Images must not appear in your copy; reproduce every other part of the records exactly.
★ ★ ★
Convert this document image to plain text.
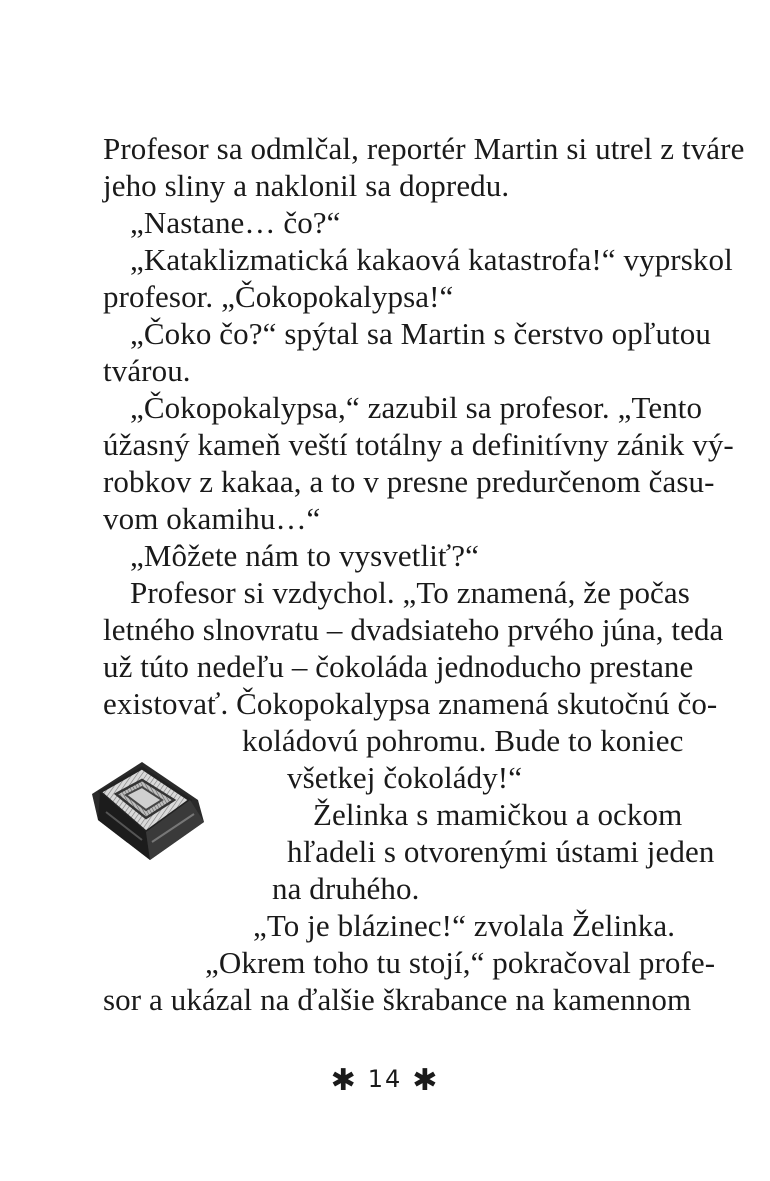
Profesor sa odmlčal, reportér Martin si utrel z tváre
jeho sliny a naklonil sa dopredu.
„Nastane… čo?“
„Kataklizmatická kakaová katastrofa!“ vyprskol
profesor. „Čokopokalypsa!“
„Čoko čo?“ spýtal sa Martin s čerstvo opľutou
tvárou.
„Čokopokalypsa,“ zazubil sa profesor. „Tento
úžasný kameň veští totálny a definitívny zánik vý-
robkov z kakaa, a to v presne predurčenom času-
vom okamihu…“
„Môžete nám to vysvetliť?“
Profesor si vzdychol. „To znamená, že počas
letného slnovratu – dvadsiateho prvého júna, teda
už túto nedeľu – čokoláda jednoducho prestane
existovať. Čokopokalypsa znamená skutočnú čo-
koládovú pohromu. Bude to koniec
všetkej čokolády!“
Želinka s mamičkou a ockom
hľadeli s otvorenými ústami jeden
na druhého.
„To je blázinec!“ zvolala Želinka.
„Okrem toho tu stojí,“ pokračoval profe-
sor a ukázal na ďalšie škrabance na kamennom
✱ 14 ✱
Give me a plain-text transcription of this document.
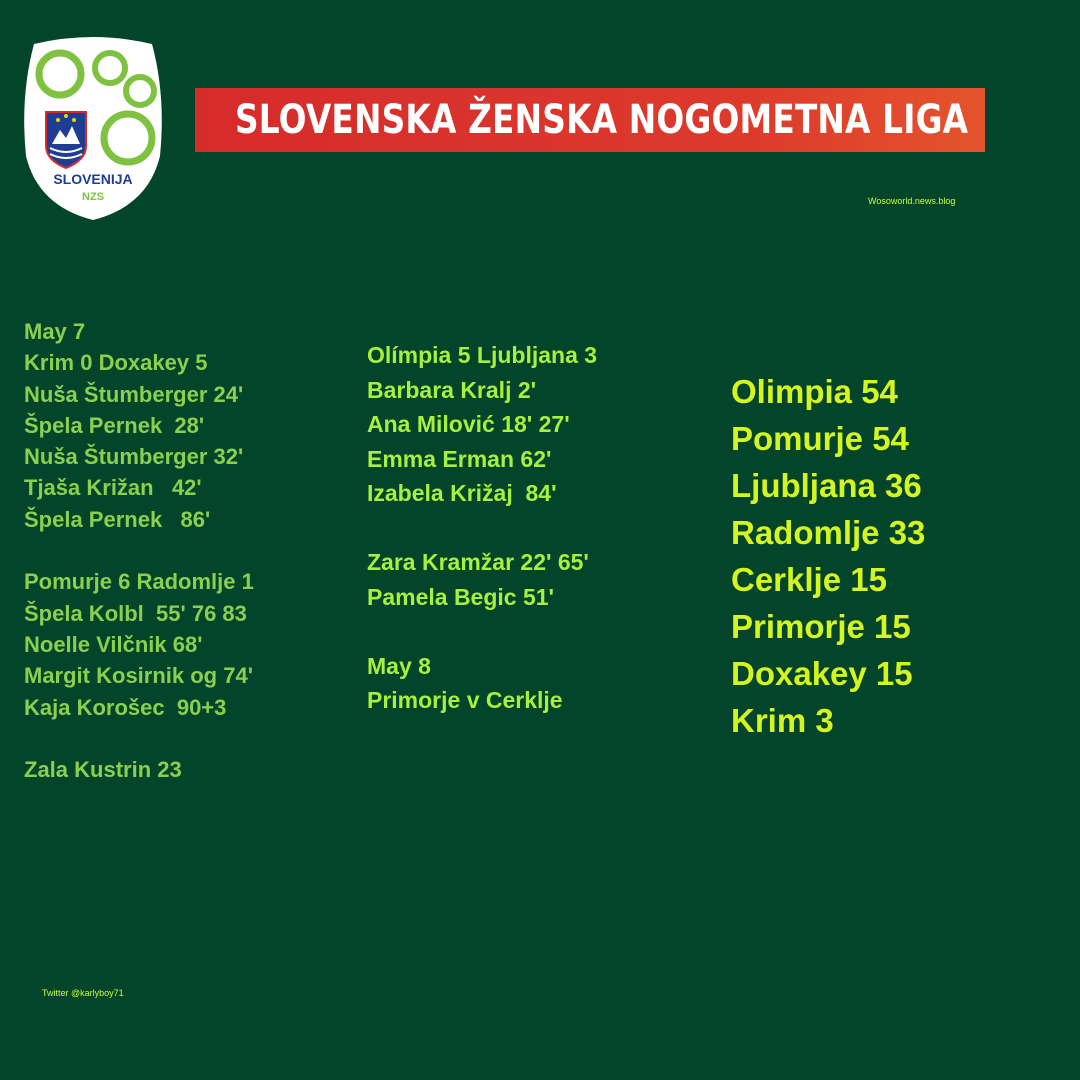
SLOVENIJA
NZS
SLOVENSKA ŽENSKA NOGOMETNA LIGA
Wosoworld.news.blog
May 7
Krim 0 Doxakey 5
Nuša Štumberger 24'
Špela Pernek  28'
Nuša Štumberger 32'
Tjaša Križan   42'
Špela Pernek   86'
Pomurje 6 Radomlje 1
Špela Kolbl  55' 76 83
Noelle Vilčnik 68'
Margit Kosirnik og 74'
Kaja Korošec  90+3
Zala Kustrin 23
Olímpia 5 Ljubljana 3
Barbara Kralj 2'
Ana Milović 18' 27'
Emma Erman 62'
Izabela Križaj  84'
Zara Kramžar 22' 65'
Pamela Begic 51'
May 8
Primorje v Cerklje
Olimpia 54
Pomurje 54
Ljubljana 36
Radomlje 33
Cerklje 15
Primorje 15
Doxakey 15
Krim 3
Twitter @karlyboy71
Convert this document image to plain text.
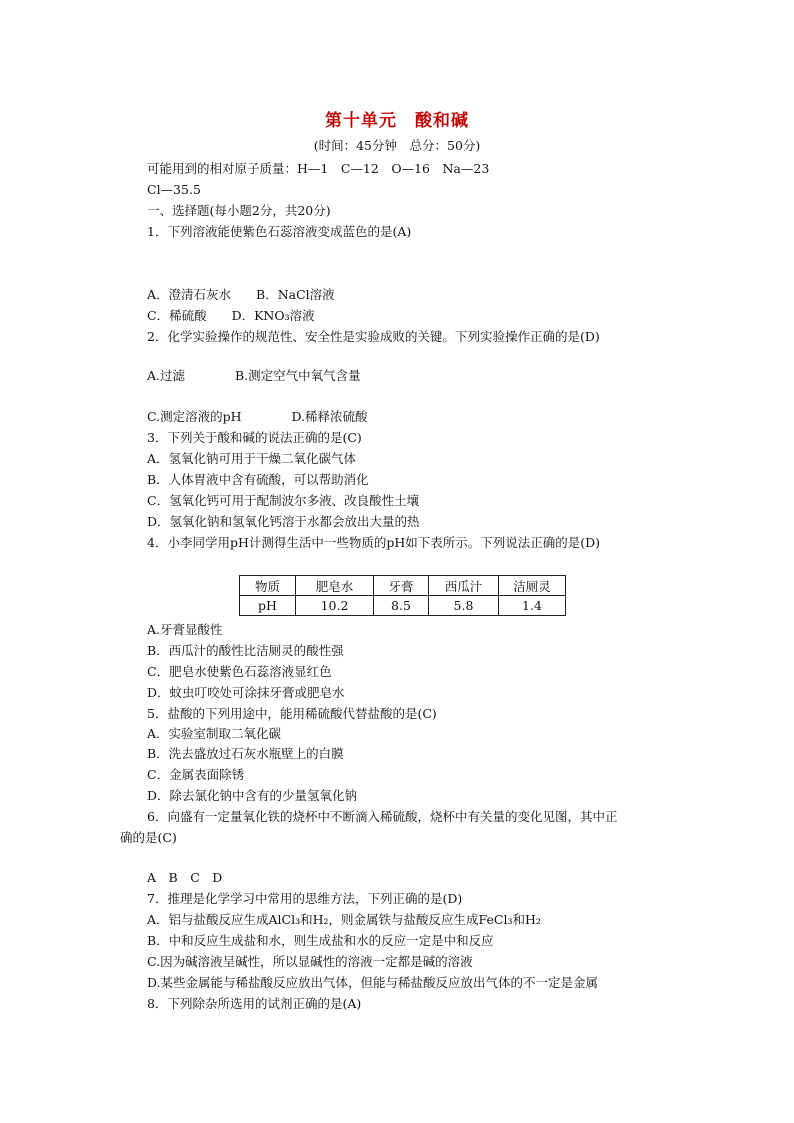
第十单元　酸和碱
(时间：45分钟　总分：50分)
可能用到的相对原子质量：H—1　C—12　O—16　Na—23
Cl—35.5
一、选择题(每小题2分，共20分)
1．下列溶液能使紫色石蕊溶液变成蓝色的是(A)
A．澄清石灰水　　B．NaCl溶液
C．稀硫酸　　D．KNO₃溶液
2．化学实验操作的规范性、安全性是实验成败的关键。下列实验操作正确的是(D)
A.过滤　　　　B.测定空气中氧气含量
C.测定溶液的pH　　　　D.稀释浓硫酸
3．下列关于酸和碱的说法正确的是(C)
A．氢氧化钠可用于干燥二氧化碳气体
B．人体胃液中含有硫酸，可以帮助消化
C．氢氧化钙可用于配制波尔多液、改良酸性土壤
D．氢氧化钠和氢氧化钙溶于水都会放出大量的热
4．小李同学用pH计测得生活中一些物质的pH如下表所示。下列说法正确的是(D)
物质	肥皂水	牙膏	西瓜汁	洁厕灵
pH	10.2	8.5	5.8	1.4
A.牙膏显酸性
B．西瓜汁的酸性比洁厕灵的酸性强
C．肥皂水使紫色石蕊溶液显红色
D．蚊虫叮咬处可涂抹牙膏或肥皂水
5．盐酸的下列用途中，能用稀硫酸代替盐酸的是(C)
A．实验室制取二氧化碳
B．洗去盛放过石灰水瓶壁上的白膜
C．金属表面除锈
D．除去氯化钠中含有的少量氢氧化钠
6．向盛有一定量氧化铁的烧杯中不断滴入稀硫酸，烧杯中有关量的变化见图，其中正
确的是(C)
A　B　C　D
7．推理是化学学习中常用的思维方法，下列正确的是(D)
A．铝与盐酸反应生成AlCl₃和H₂，则金属铁与盐酸反应生成FeCl₃和H₂
B．中和反应生成盐和水，则生成盐和水的反应一定是中和反应
C.因为碱溶液呈碱性，所以显碱性的溶液一定都是碱的溶液
D.某些金属能与稀盐酸反应放出气体，但能与稀盐酸反应放出气体的不一定是金属
8．下列除杂所选用的试剂正确的是(A)
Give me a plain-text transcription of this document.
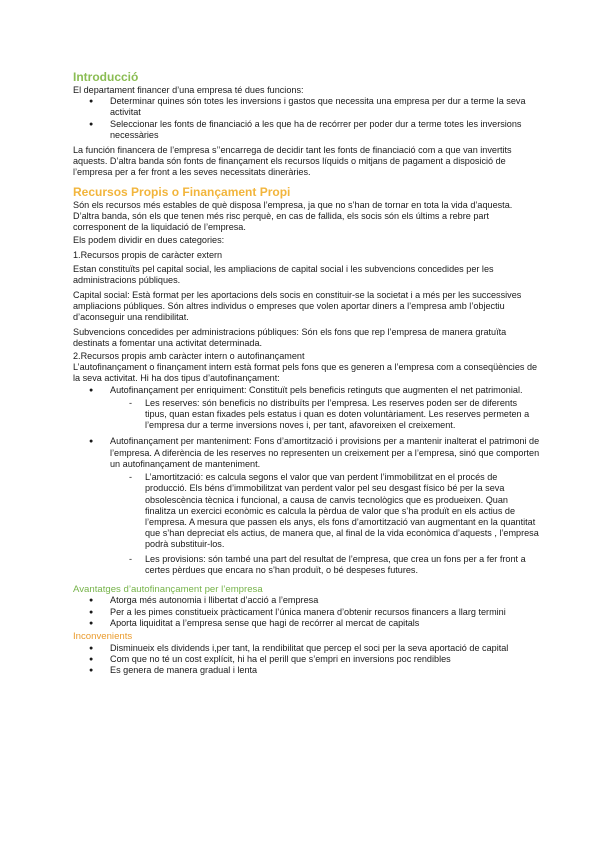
Introducció

El departament financer d’una empresa té dues funcions:

● Determinar quines són totes les inversions i gastos que necessita una empresa per dur a terme la seva activitat
● Seleccionar les fonts de financiació a les que ha de recórrer per poder dur a terme totes les inversions necessàries

La función financera de l’empresa s’’encarrega de decidir tant les fonts de financiació com a que van invertits aquests. D’altra banda són fonts de finançament els recursos líquids o mitjans de pagament a disposició de l’empresa per a fer front a les seves necessitats dineràries.

Recursos Propis o Finançament Propi

Són els recursos més estables de què disposa l’empresa, ja que no s’han de tornar en tota la vida d’aquesta. D’altra banda, són els que tenen més risc perquè, en cas de fallida, els socis són els últims a rebre part corresponent de la liquidació de l’empresa.

Els podem dividir en dues categories:

1.Recursos propis de caràcter extern

Estan constituïts pel capital social, les ampliacions de capital social i les subvencions concedides per les administracions públiques.

Capital social: Està format per les aportacions dels socis en constituir-se la societat i a més per les successives ampliacions públiques. Són altres individus o empreses que volen aportar diners a l’empresa amb l’objectiu d’aconseguir una rendibilitat.

Subvencions concedides per administracions públiques: Són els fons que rep l’empresa de manera gratuïta destinats a fomentar una activitat determinada.

2.Recursos propis amb caràcter intern o autofinançament

L’autofinançament o finançament intern està format pels fons que es generen a l’empresa com a conseqüències de la seva activitat. Hi ha dos tipus d’autofinançament:

● Autofinançament per enriquiment: Constituït pels beneficis retinguts que augmenten el net patrimonial.
- Les reserves: són beneficis no distribuïts per l’empresa. Les reserves poden ser de diferents tipus, quan estan fixades pels estatus i quan es doten voluntàriament. Les reserves permeten a l’empresa dur a terme inversions noves i, per tant, afavoreixen el creixement.
● Autofinançament per manteniment: Fons d’amortització i provisions per a mantenir inalterat el patrimoni de l’empresa. A diferència de les reserves no representen un creixement per a l’empresa, sinó que comporten un autofinançament de manteniment.
- L’amortització: es calcula segons el valor que van perdent l’immobilitzat en el procés de producció. Els béns d’immobilitzat van perdent valor pel seu desgast físico bé per la seva obsolescència tècnica i funcional, a causa de canvis tecnològics que es produeixen. Quan finalitza un exercici econòmic es calcula la pèrdua de valor que s’ha produït en els actius de l’empresa. A mesura que passen els anys, els fons d’amortització van augmentant en la quantitat que s’han depreciat els actius, de manera que, al final de la vida econòmica d’aquests , l’empresa podrà substituir-los.
- Les provisions: són també una part del resultat de l’empresa, que crea un fons per a fer front a certes pèrdues que encara no s’han produït, o bé despeses futures.
Avantatges d’autofinançament per l’empresa
● Atorga més autonomia i llibertat d’acció a l’empresa
● Per a les pimes constitueix pràcticament l’única manera d’obtenir recursos financers a llarg termini
● Aporta liquiditat a l’empresa sense que hagi de recórrer al mercat de capitals
Inconvenients
● Disminueix els dividends i,per tant, la rendibilitat que percep el soci per la seva aportació de capital
● Com que no té un cost explícit, hi ha el perill que s’empri en inversions poc rendibles
● Es genera de manera gradual i lenta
★ ★ ★
FULL SOLUTION
Convert this document image to plain text.
Profesor sa odmlčal, reportér Martin si utrel z tváre
jeho sliny a naklonil sa dopredu.
„Nastane… čo?“
„Kataklizmatická kakaová katastrofa!“ vyprskol
profesor. „Čokopokalypsa!“
„Čoko čo?“ spýtal sa Martin s čerstvo opľutou
tvárou.
„Čokopokalypsa,“ zazubil sa profesor. „Tento
úžasný kameň veští totálny a definitívny zánik vý-
robkov z kakaa, a to v presne predurčenom času-
vom okamihu…“
„Môžete nám to vysvetliť?“
Profesor si vzdychol. „To znamená, že počas
letného slnovratu – dvadsiateho prvého júna, teda
už túto nedeľu – čokoláda jednoducho prestane
existovať. Čokopokalypsa znamená skutočnú čo-
koládovú pohromu. Bude to koniec
všetkej čokolády!“
Želinka s mamičkou a ockom
hľadeli s otvorenými ústami jeden
na druhého.
„To je blázinec!“ zvolala Želinka.
„Okrem toho tu stojí,“ pokračoval profe-
sor a ukázal na ďalšie škrabance na kamennom
✱ 14 ✱
Give me a plain-text transcription of this document.
SLOVENIJA
NZS
SLOVENSKA ŽENSKA NOGOMETNA LIGA
Wosoworld.news.blog
May 7
Krim 0 Doxakey 5
Nuša Štumberger 24'
Špela Pernek  28'
Nuša Štumberger 32'
Tjaša Križan   42'
Špela Pernek   86'
Pomurje 6 Radomlje 1
Špela Kolbl  55' 76 83
Noelle Vilčnik 68'
Margit Kosirnik og 74'
Kaja Korošec  90+3
Zala Kustrin 23
Olímpia 5 Ljubljana 3
Barbara Kralj 2'
Ana Milović 18' 27'
Emma Erman 62'
Izabela Križaj  84'
Zara Kramžar 22' 65'
Pamela Begic 51'
May 8
Primorje v Cerklje
Olimpia 54
Pomurje 54
Ljubljana 36
Radomlje 33
Cerklje 15
Primorje 15
Doxakey 15
Krim 3
Twitter @karlyboy71
Convert this document image to plain text.
第十单元　酸和碱
(时间：45分钟　总分：50分)
可能用到的相对原子质量：H—1　C—12　O—16　Na—23
Cl—35.5
一、选择题(每小题2分，共20分)
1．下列溶液能使紫色石蕊溶液变成蓝色的是(A)
A．澄清石灰水　　B．NaCl溶液
C．稀硫酸　　D．KNO₃溶液
2．化学实验操作的规范性、安全性是实验成败的关键。下列实验操作正确的是(D)
A.过滤　　　　B.测定空气中氧气含量
C.测定溶液的pH　　　　D.稀释浓硫酸
3．下列关于酸和碱的说法正确的是(C)
A．氢氧化钠可用于干燥二氧化碳气体
B．人体胃液中含有硫酸，可以帮助消化
C．氢氧化钙可用于配制波尔多液、改良酸性土壤
D．氢氧化钠和氢氧化钙溶于水都会放出大量的热
4．小李同学用pH计测得生活中一些物质的pH如下表所示。下列说法正确的是(D)
物质	肥皂水	牙膏	西瓜汁	洁厕灵
pH	10.2	8.5	5.8	1.4
A.牙膏显酸性
B．西瓜汁的酸性比洁厕灵的酸性强
C．肥皂水使紫色石蕊溶液显红色
D．蚊虫叮咬处可涂抹牙膏或肥皂水
5．盐酸的下列用途中，能用稀硫酸代替盐酸的是(C)
A．实验室制取二氧化碳
B．洗去盛放过石灰水瓶壁上的白膜
C．金属表面除锈
D．除去氯化钠中含有的少量氢氧化钠
6．向盛有一定量氧化铁的烧杯中不断滴入稀硫酸，烧杯中有关量的变化见图，其中正
确的是(C)
A　B　C　D
7．推理是化学学习中常用的思维方法，下列正确的是(D)
A．铝与盐酸反应生成AlCl₃和H₂，则金属铁与盐酸反应生成FeCl₃和H₂
B．中和反应生成盐和水，则生成盐和水的反应一定是中和反应
C.因为碱溶液呈碱性，所以显碱性的溶液一定都是碱的溶液
D.某些金属能与稀盐酸反应放出气体，但能与稀盐酸反应放出气体的不一定是金属
8．下列除杂所选用的试剂正确的是(A)
Give me a plain-text transcription of this document.
Introducció

El departament financer d’una empresa té dues funcions:

● Determinar quines són totes les inversions i gastos que necessita una empresa per dur a terme la seva activitat
● Seleccionar les fonts de financiació a les que ha de recórrer per poder dur a terme totes les inversions necessàries

La función financera de l’empresa s’’encarrega de decidir tant les fonts de financiació com a que van invertits aquests. D’altra banda són fonts de finançament els recursos líquids o mitjans de pagament a disposició de l’empresa per a fer front a les seves necessitats dineràries.

Recursos Propis o Finançament Propi

Són els recursos més estables de què disposa l’empresa, ja que no s’han de tornar en tota la vida d’aquesta. D’altra banda, són els que tenen més risc perquè, en cas de fallida, els socis són els últims a rebre part corresponent de la liquidació de l’empresa.

Els podem dividir en dues categories:

1.Recursos propis de caràcter extern

Estan constituïts pel capital social, les ampliacions de capital social i les subvencions concedides per les administracions públiques.

Capital social: Està format per les aportacions dels socis en constituir-se la societat i a més per les successives ampliacions públiques. Són altres individus o empreses que volen aportar diners a l’empresa amb l’objectiu d’aconseguir una rendibilitat.

Subvencions concedides per administracions públiques: Són els fons que rep l’empresa de manera gratuïta destinats a fomentar una activitat determinada.

2.Recursos propis amb caràcter intern o autofinançament

L’autofinançament o finançament intern està format pels fons que es generen a l’empresa com a conseqüències de la seva activitat. Hi ha dos tipus d’autofinançament:

● Autofinançament per enriquiment: Constituït pels beneficis retinguts que augmenten el net patrimonial.
- Les reserves: són beneficis no distribuïts per l’empresa. Les reserves poden ser de diferents tipus, quan estan fixades pels estatus i quan es doten voluntàriament. Les reserves permeten a l’empresa dur a terme inversions noves i, per tant, afavoreixen el creixement.
● Autofinançament per manteniment: Fons d’amortització i provisions per a mantenir inalterat el patrimoni de l’empresa. A diferència de les reserves no representen un creixement per a l’empresa, sinó que comporten un autofinançament de manteniment.
- L’amortització: es calcula segons el valor que van perdent l’immobilitzat en el procés de producció. Els béns d’immobilitzat van perdent valor pel seu desgast físico bé per la seva obsolescència tècnica i funcional, a causa de canvis tecnològics que es produeixen. Quan finalitza un exercici econòmic es calcula la pèrdua de valor que s’ha produït en els actius de l’empresa. A mesura que passen els anys, els fons d’amortització van augmentant en la quantitat que s’han depreciat els actius, de manera que, al final de la vida econòmica d’aquests , l’empresa podrà substituir-los.
- Les provisions: són també una part del resultat de l’empresa, que crea un fons per a fer front a certes pèrdues que encara no s’han produït, o bé despeses futures.
Avantatges d’autofinançament per l’empresa
● Atorga més autonomia i llibertat d’acció a l’empresa
● Per a les pimes constitueix pràcticament l’única manera d’obtenir recursos financers a llarg termini
● Aporta liquiditat a l’empresa sense que hagi de recórrer al mercat de capitals
Inconvenients
● Disminueix els dividends i,per tant, la rendibilitat que percep el soci per la seva aportació de capital
● Com que no té un cost explícit, hi ha el perill que s’empri en inversions poc rendibles
● Es genera de manera gradual i lenta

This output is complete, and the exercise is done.